◆ Data entries:
▽

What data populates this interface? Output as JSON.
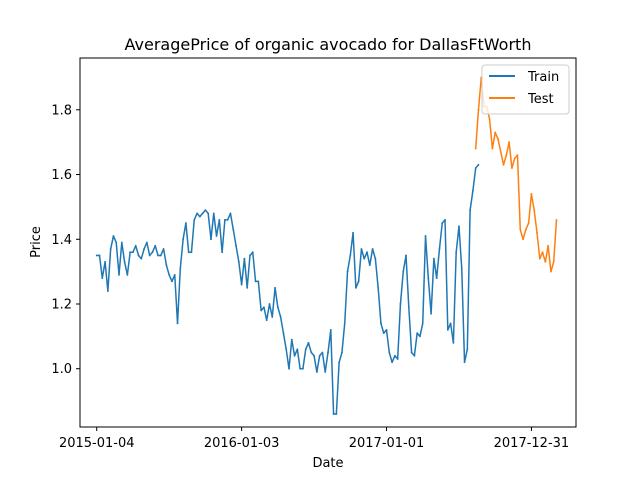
{
  "chart_data": {
    "type": "line",
    "title": "AveragePrice of organic avocado for DallasFtWorth",
    "xlabel": "Date",
    "ylabel": "Price",
    "x_type": "date",
    "xlim": [
      "2014-11-23",
      "2018-04-22"
    ],
    "ylim": [
      0.82,
      1.96
    ],
    "x_ticks": [
      {
        "date": "2015-01-04",
        "label": "2015-01-04"
      },
      {
        "date": "2016-01-03",
        "label": "2016-01-03"
      },
      {
        "date": "2017-01-01",
        "label": "2017-01-01"
      },
      {
        "date": "2017-12-31",
        "label": "2017-12-31"
      }
    ],
    "y_ticks": [
      {
        "value": 1.0,
        "label": "1.0"
      },
      {
        "value": 1.2,
        "label": "1.2"
      },
      {
        "value": 1.4,
        "label": "1.4"
      },
      {
        "value": 1.6,
        "label": "1.6"
      },
      {
        "value": 1.8,
        "label": "1.8"
      }
    ],
    "grid": false,
    "legend_position": "top-right",
    "series": [
      {
        "name": "Train",
        "color": "#1f77b4",
        "start_date": "2015-01-04",
        "interval_days": 7,
        "values": [
          1.35,
          1.35,
          1.28,
          1.33,
          1.24,
          1.37,
          1.41,
          1.39,
          1.29,
          1.39,
          1.33,
          1.29,
          1.36,
          1.36,
          1.38,
          1.35,
          1.34,
          1.37,
          1.39,
          1.35,
          1.36,
          1.38,
          1.35,
          1.35,
          1.37,
          1.32,
          1.29,
          1.27,
          1.29,
          1.14,
          1.31,
          1.4,
          1.45,
          1.36,
          1.36,
          1.46,
          1.48,
          1.47,
          1.48,
          1.49,
          1.48,
          1.4,
          1.48,
          1.41,
          1.46,
          1.36,
          1.46,
          1.46,
          1.48,
          1.43,
          1.38,
          1.33,
          1.26,
          1.34,
          1.25,
          1.35,
          1.36,
          1.27,
          1.27,
          1.18,
          1.19,
          1.15,
          1.2,
          1.16,
          1.25,
          1.19,
          1.16,
          1.11,
          1.06,
          1.0,
          1.09,
          1.04,
          1.06,
          1.0,
          1.0,
          1.06,
          1.08,
          1.05,
          1.04,
          0.99,
          1.04,
          1.05,
          0.99,
          1.05,
          1.12,
          0.86,
          0.86,
          1.02,
          1.05,
          1.14,
          1.3,
          1.35,
          1.42,
          1.25,
          1.27,
          1.37,
          1.34,
          1.36,
          1.32,
          1.37,
          1.34,
          1.25,
          1.14,
          1.11,
          1.12,
          1.05,
          1.02,
          1.04,
          1.03,
          1.2,
          1.3,
          1.35,
          1.19,
          1.05,
          1.04,
          1.11,
          1.1,
          1.14,
          1.41,
          1.28,
          1.17,
          1.34,
          1.28,
          1.37,
          1.45,
          1.46,
          1.12,
          1.14,
          1.08,
          1.36,
          1.44,
          1.31,
          1.02,
          1.06,
          1.49,
          1.55,
          1.62,
          1.63
        ]
      },
      {
        "name": "Test",
        "color": "#ff7f0e",
        "start_date": "2017-08-13",
        "interval_days": 7,
        "values": [
          1.68,
          1.8,
          1.9,
          1.81,
          1.81,
          1.77,
          1.68,
          1.73,
          1.71,
          1.67,
          1.63,
          1.66,
          1.7,
          1.62,
          1.65,
          1.66,
          1.43,
          1.4,
          1.43,
          1.45,
          1.54,
          1.49,
          1.42,
          1.34,
          1.36,
          1.33,
          1.38,
          1.3,
          1.33,
          1.46
        ]
      }
    ]
  }
}
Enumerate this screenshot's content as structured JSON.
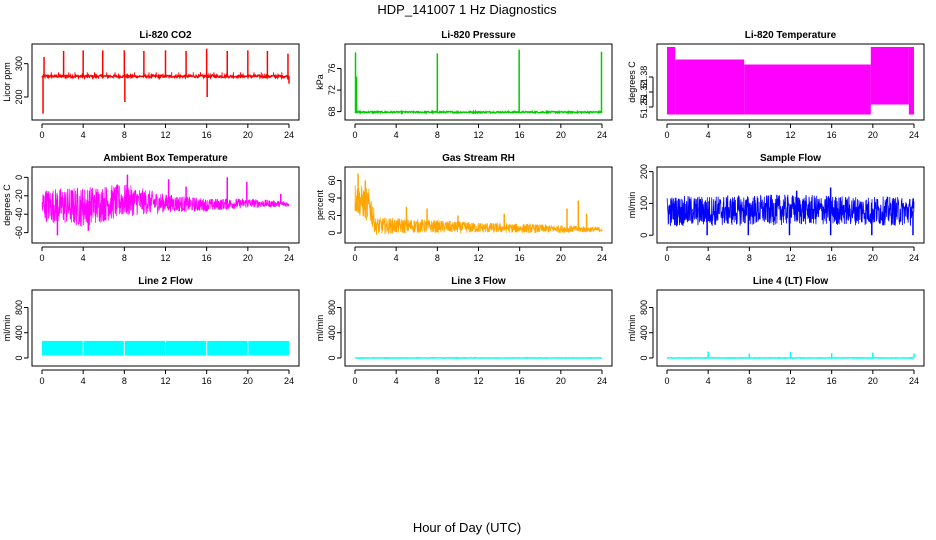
{
  "figure": {
    "title": "HDP_141007  1 Hz Diagnostics",
    "xlabel": "Hour of Day (UTC)"
  },
  "chart_data": [
    {
      "type": "line",
      "title": "Li-820 CO2",
      "ylabel": "Licor ppm",
      "color": "#ff0000",
      "xlim": [
        0,
        24
      ],
      "ylim": [
        140,
        350
      ],
      "xticks": [
        0,
        4,
        8,
        12,
        16,
        20,
        24
      ],
      "yticks": [
        200,
        300
      ],
      "baseline": 262,
      "band": 4,
      "spikes": [
        [
          0.1,
          150
        ],
        [
          0.2,
          320
        ],
        [
          2.1,
          338
        ],
        [
          4.0,
          340
        ],
        [
          5.9,
          340
        ],
        [
          8.0,
          340
        ],
        [
          8.05,
          185
        ],
        [
          9.9,
          338
        ],
        [
          12.0,
          340
        ],
        [
          14.0,
          338
        ],
        [
          16.0,
          345
        ],
        [
          16.05,
          200
        ],
        [
          18.0,
          338
        ],
        [
          20.0,
          340
        ],
        [
          21.9,
          338
        ],
        [
          23.9,
          330
        ],
        [
          24.0,
          240
        ]
      ],
      "bumps": [
        0.9,
        1.6,
        2.6,
        3.2,
        4.4,
        5.1,
        6.3,
        7.1,
        9.0,
        10.4,
        11.1,
        12.6,
        13.3,
        14.7,
        15.4,
        16.7,
        17.5,
        18.6,
        19.3,
        20.6,
        21.3,
        22.5,
        23.3
      ]
    },
    {
      "type": "line",
      "title": "Li-820 Pressure",
      "ylabel": "kPa",
      "color": "#00cc00",
      "xlim": [
        0,
        24
      ],
      "ylim": [
        67,
        80
      ],
      "xticks": [
        0,
        4,
        8,
        12,
        16,
        20,
        24
      ],
      "yticks": [
        68,
        72,
        76
      ],
      "baseline": 67.9,
      "band": 0.15,
      "spikes": [
        [
          0.05,
          79.0
        ],
        [
          0.15,
          74.5
        ],
        [
          8.0,
          78.8
        ],
        [
          15.95,
          79.5
        ],
        [
          23.95,
          79.1
        ]
      ]
    },
    {
      "type": "line",
      "title": "Li-820 Temperature",
      "ylabel": "degrees C",
      "color": "#ff00ff",
      "xlim": [
        0,
        24
      ],
      "ylim": [
        51.22,
        51.5
      ],
      "xticks": [
        0,
        4,
        8,
        12,
        16,
        20,
        24
      ],
      "yticks": [
        51.26,
        51.32,
        51.38
      ],
      "segments": [
        [
          0.0,
          0.8,
          51.23,
          51.5
        ],
        [
          0.8,
          7.5,
          51.23,
          51.45
        ],
        [
          7.5,
          19.8,
          51.23,
          51.43
        ],
        [
          19.8,
          23.5,
          51.27,
          51.5
        ],
        [
          23.5,
          24.0,
          51.23,
          51.5
        ]
      ]
    },
    {
      "type": "line",
      "title": "Ambient Box Temperature",
      "ylabel": "degrees C",
      "color": "#ff00ff",
      "xlim": [
        0,
        24
      ],
      "ylim": [
        -68,
        8
      ],
      "xticks": [
        0,
        4,
        8,
        12,
        16,
        20,
        24
      ],
      "yticks": [
        -60,
        -40,
        -20,
        0
      ],
      "noise": [
        [
          0,
          -30,
          18
        ],
        [
          4,
          -32,
          22
        ],
        [
          8,
          -25,
          18
        ],
        [
          12,
          -28,
          10
        ],
        [
          16,
          -30,
          7
        ],
        [
          20,
          -28,
          5
        ],
        [
          24,
          -29,
          3
        ]
      ],
      "spikes": [
        [
          1.5,
          -63
        ],
        [
          4.5,
          -58
        ],
        [
          8.3,
          3
        ],
        [
          12.3,
          -2
        ],
        [
          14,
          -10
        ],
        [
          18,
          0
        ],
        [
          19.9,
          -5
        ],
        [
          23.2,
          -18
        ]
      ]
    },
    {
      "type": "line",
      "title": "Gas Stream RH",
      "ylabel": "percent",
      "color": "#ffa500",
      "xlim": [
        0,
        24
      ],
      "ylim": [
        -8,
        72
      ],
      "xticks": [
        0,
        4,
        8,
        12,
        16,
        20,
        24
      ],
      "yticks": [
        0,
        20,
        40,
        60
      ],
      "noise": [
        [
          0,
          40,
          18
        ],
        [
          1.5,
          30,
          20
        ],
        [
          2,
          8,
          10
        ],
        [
          6,
          8,
          8
        ],
        [
          12,
          6,
          6
        ],
        [
          18,
          5,
          5
        ],
        [
          24,
          4,
          3
        ]
      ],
      "spikes": [
        [
          0.3,
          68
        ],
        [
          1.0,
          60
        ],
        [
          5.0,
          30
        ],
        [
          7.0,
          28
        ],
        [
          10.0,
          20
        ],
        [
          14.5,
          22
        ],
        [
          20.6,
          28
        ],
        [
          21.7,
          37
        ],
        [
          22.5,
          22
        ]
      ]
    },
    {
      "type": "line",
      "title": "Sample Flow",
      "ylabel": "ml/min",
      "color": "#0000ff",
      "xlim": [
        0,
        24
      ],
      "ylim": [
        -15,
        205
      ],
      "xticks": [
        0,
        4,
        8,
        12,
        16,
        20,
        24
      ],
      "yticks": [
        0,
        100,
        200
      ],
      "noise": [
        [
          0,
          75,
          48
        ],
        [
          12,
          80,
          48
        ],
        [
          24,
          75,
          45
        ]
      ],
      "spikes": [
        [
          3.9,
          0
        ],
        [
          7.9,
          0
        ],
        [
          11.9,
          0
        ],
        [
          12.6,
          140
        ],
        [
          15.9,
          0
        ],
        [
          15.9,
          150
        ],
        [
          19.9,
          0
        ],
        [
          23.9,
          0
        ]
      ]
    },
    {
      "type": "line",
      "title": "Line 2 Flow",
      "ylabel": "ml/min",
      "color": "#00ffff",
      "xlim": [
        0,
        24
      ],
      "ylim": [
        -80,
        1030
      ],
      "xticks": [
        0,
        4,
        8,
        12,
        16,
        20,
        24
      ],
      "yticks": [
        0,
        400,
        800
      ],
      "band_range": [
        40,
        270
      ],
      "gaps": [
        4.0,
        8.0,
        12.0,
        16.0,
        20.0
      ]
    },
    {
      "type": "line",
      "title": "Line 3 Flow",
      "ylabel": "ml/min",
      "color": "#00ffff",
      "xlim": [
        0,
        24
      ],
      "ylim": [
        -80,
        1030
      ],
      "xticks": [
        0,
        4,
        8,
        12,
        16,
        20,
        24
      ],
      "yticks": [
        0,
        400,
        800
      ],
      "baseline": 0,
      "band": 4
    },
    {
      "type": "line",
      "title": "Line 4 (LT) Flow",
      "ylabel": "ml/min",
      "color": "#00ffff",
      "xlim": [
        0,
        24
      ],
      "ylim": [
        -80,
        1030
      ],
      "xticks": [
        0,
        4,
        8,
        12,
        16,
        20,
        24
      ],
      "yticks": [
        0,
        400,
        800
      ],
      "baseline": 0,
      "band": 4,
      "spikes": [
        [
          4.0,
          100
        ],
        [
          8.0,
          70
        ],
        [
          12.0,
          95
        ],
        [
          16.0,
          75
        ],
        [
          20.0,
          85
        ],
        [
          24.0,
          70
        ]
      ]
    }
  ]
}
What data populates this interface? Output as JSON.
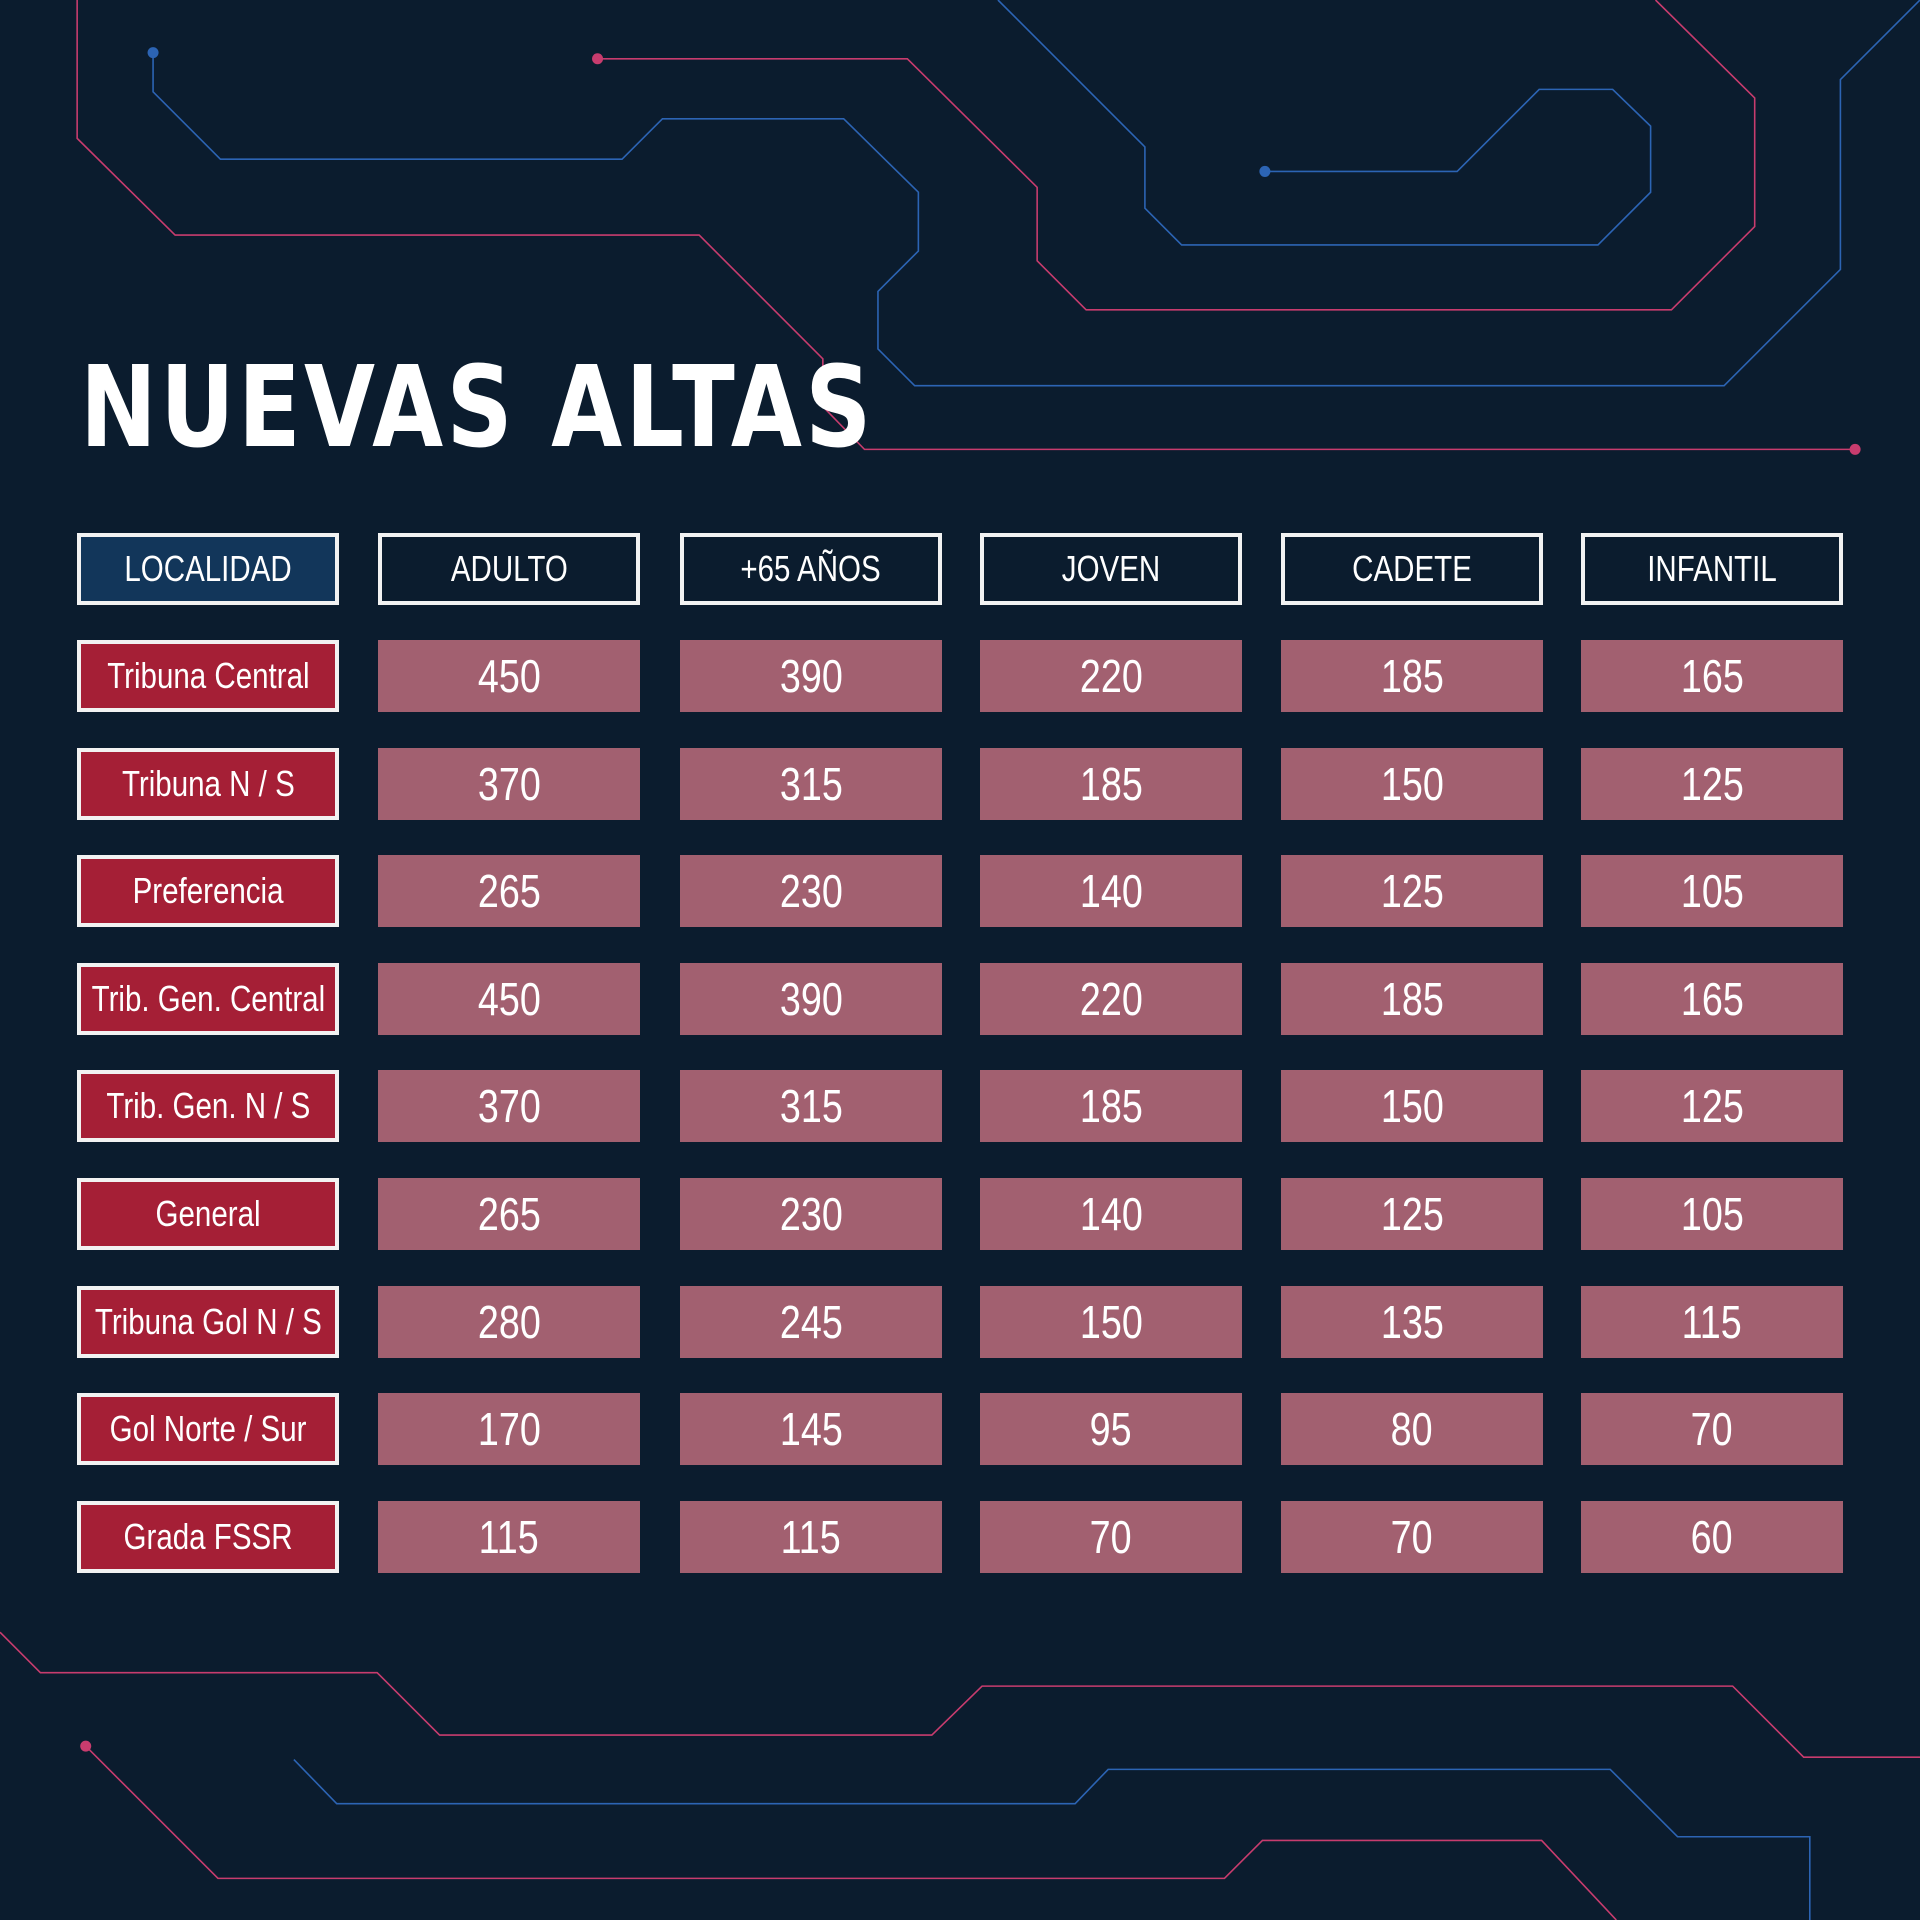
{
  "title": "NUEVAS ALTAS",
  "colors": {
    "background": "#0b1c2e",
    "header_highlight": "#12365a",
    "row_label": "#a51f36",
    "value_cell": "#a26070",
    "circuit_blue": "#2c64b4",
    "circuit_pink": "#c83c6e"
  },
  "table": {
    "headers": [
      "LOCALIDAD",
      "ADULTO",
      "+65 AÑOS",
      "JOVEN",
      "CADETE",
      "INFANTIL"
    ],
    "rows": [
      {
        "label": "Tribuna Central",
        "values": [
          "450",
          "390",
          "220",
          "185",
          "165"
        ]
      },
      {
        "label": "Tribuna N / S",
        "values": [
          "370",
          "315",
          "185",
          "150",
          "125"
        ]
      },
      {
        "label": "Preferencia",
        "values": [
          "265",
          "230",
          "140",
          "125",
          "105"
        ]
      },
      {
        "label": "Trib. Gen. Central",
        "values": [
          "450",
          "390",
          "220",
          "185",
          "165"
        ]
      },
      {
        "label": "Trib. Gen. N / S",
        "values": [
          "370",
          "315",
          "185",
          "150",
          "125"
        ]
      },
      {
        "label": "General",
        "values": [
          "265",
          "230",
          "140",
          "125",
          "105"
        ]
      },
      {
        "label": "Tribuna Gol N / S",
        "values": [
          "280",
          "245",
          "150",
          "135",
          "115"
        ]
      },
      {
        "label": "Gol Norte / Sur",
        "values": [
          "170",
          "145",
          "95",
          "80",
          "70"
        ]
      },
      {
        "label": "Grada FSSR",
        "values": [
          "115",
          "115",
          "70",
          "70",
          "60"
        ]
      }
    ]
  }
}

△

Collect each line above holding the string "Central".

        "label": "Tribuna Central",
        "label": "Trib. Gen. Central",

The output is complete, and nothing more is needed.